Written instruction - Copy out each line of the data holding "September".

Records for the task -

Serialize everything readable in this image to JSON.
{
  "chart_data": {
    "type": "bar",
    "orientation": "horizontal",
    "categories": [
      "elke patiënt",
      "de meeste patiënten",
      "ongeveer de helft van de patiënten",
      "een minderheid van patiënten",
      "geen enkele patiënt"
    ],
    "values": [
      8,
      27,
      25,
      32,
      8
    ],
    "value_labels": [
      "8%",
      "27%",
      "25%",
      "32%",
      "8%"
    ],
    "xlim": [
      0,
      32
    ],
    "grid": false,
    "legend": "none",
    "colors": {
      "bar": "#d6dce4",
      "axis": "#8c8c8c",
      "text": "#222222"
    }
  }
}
---
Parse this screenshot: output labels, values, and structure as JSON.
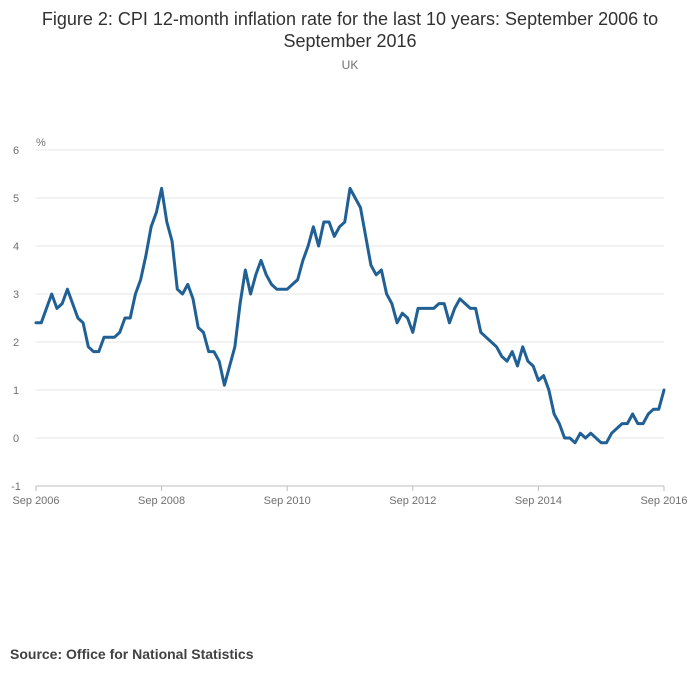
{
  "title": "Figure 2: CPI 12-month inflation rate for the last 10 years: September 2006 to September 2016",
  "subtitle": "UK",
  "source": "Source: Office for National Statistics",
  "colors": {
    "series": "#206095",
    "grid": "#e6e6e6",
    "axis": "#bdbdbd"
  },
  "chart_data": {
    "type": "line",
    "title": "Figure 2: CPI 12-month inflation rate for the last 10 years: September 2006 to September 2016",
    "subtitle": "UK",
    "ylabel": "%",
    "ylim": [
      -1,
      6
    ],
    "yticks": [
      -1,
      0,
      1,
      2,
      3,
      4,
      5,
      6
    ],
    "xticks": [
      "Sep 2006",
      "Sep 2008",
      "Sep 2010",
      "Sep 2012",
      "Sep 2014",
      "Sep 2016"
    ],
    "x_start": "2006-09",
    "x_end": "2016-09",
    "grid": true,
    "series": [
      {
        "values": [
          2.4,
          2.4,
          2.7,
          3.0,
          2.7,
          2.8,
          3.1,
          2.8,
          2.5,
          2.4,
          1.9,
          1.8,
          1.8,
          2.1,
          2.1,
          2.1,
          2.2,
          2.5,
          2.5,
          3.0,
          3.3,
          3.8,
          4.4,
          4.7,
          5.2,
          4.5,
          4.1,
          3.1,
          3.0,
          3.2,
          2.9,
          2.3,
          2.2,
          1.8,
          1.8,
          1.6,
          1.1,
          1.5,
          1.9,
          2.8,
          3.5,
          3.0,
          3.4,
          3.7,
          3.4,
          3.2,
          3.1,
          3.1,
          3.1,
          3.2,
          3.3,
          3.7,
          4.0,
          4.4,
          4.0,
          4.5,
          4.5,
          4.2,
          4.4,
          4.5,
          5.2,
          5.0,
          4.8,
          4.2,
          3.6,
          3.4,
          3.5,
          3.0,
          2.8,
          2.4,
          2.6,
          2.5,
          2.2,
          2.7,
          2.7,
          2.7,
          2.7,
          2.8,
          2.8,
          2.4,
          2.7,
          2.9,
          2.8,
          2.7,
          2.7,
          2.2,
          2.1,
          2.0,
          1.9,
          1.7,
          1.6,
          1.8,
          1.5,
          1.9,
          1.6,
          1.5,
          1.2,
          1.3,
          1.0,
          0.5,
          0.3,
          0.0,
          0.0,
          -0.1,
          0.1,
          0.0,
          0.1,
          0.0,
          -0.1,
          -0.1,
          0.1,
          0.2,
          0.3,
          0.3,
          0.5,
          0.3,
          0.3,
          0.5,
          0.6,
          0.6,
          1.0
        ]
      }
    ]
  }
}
--
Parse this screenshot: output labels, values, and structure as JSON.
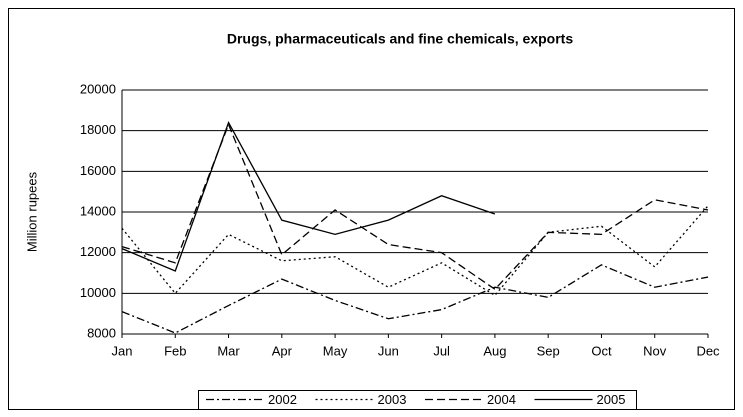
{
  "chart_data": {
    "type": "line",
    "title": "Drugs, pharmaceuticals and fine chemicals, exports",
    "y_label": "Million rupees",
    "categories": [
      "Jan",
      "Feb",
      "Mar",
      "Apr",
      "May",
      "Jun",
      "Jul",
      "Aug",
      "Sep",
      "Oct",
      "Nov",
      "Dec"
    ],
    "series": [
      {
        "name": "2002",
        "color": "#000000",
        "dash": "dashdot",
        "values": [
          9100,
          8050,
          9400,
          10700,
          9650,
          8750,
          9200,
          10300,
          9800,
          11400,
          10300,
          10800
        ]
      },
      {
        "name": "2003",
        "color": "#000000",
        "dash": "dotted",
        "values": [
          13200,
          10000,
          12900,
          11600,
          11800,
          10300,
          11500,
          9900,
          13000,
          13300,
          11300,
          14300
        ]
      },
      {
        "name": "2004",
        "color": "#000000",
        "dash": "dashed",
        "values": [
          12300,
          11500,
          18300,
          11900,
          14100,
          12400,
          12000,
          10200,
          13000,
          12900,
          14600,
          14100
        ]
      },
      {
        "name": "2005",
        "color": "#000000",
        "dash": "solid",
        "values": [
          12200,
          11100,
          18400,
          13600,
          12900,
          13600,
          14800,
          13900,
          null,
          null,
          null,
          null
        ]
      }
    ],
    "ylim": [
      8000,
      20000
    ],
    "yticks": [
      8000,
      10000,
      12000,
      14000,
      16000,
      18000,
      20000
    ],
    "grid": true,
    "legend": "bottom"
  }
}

Answer to the task -
  "title": "Figure 2: CPI 12-month inflation rate for the last 10 years: September 2006 to September 2016",
    "title": "Figure 2: CPI 12-month inflation rate for the last 10 years: September 2006 to September 2016",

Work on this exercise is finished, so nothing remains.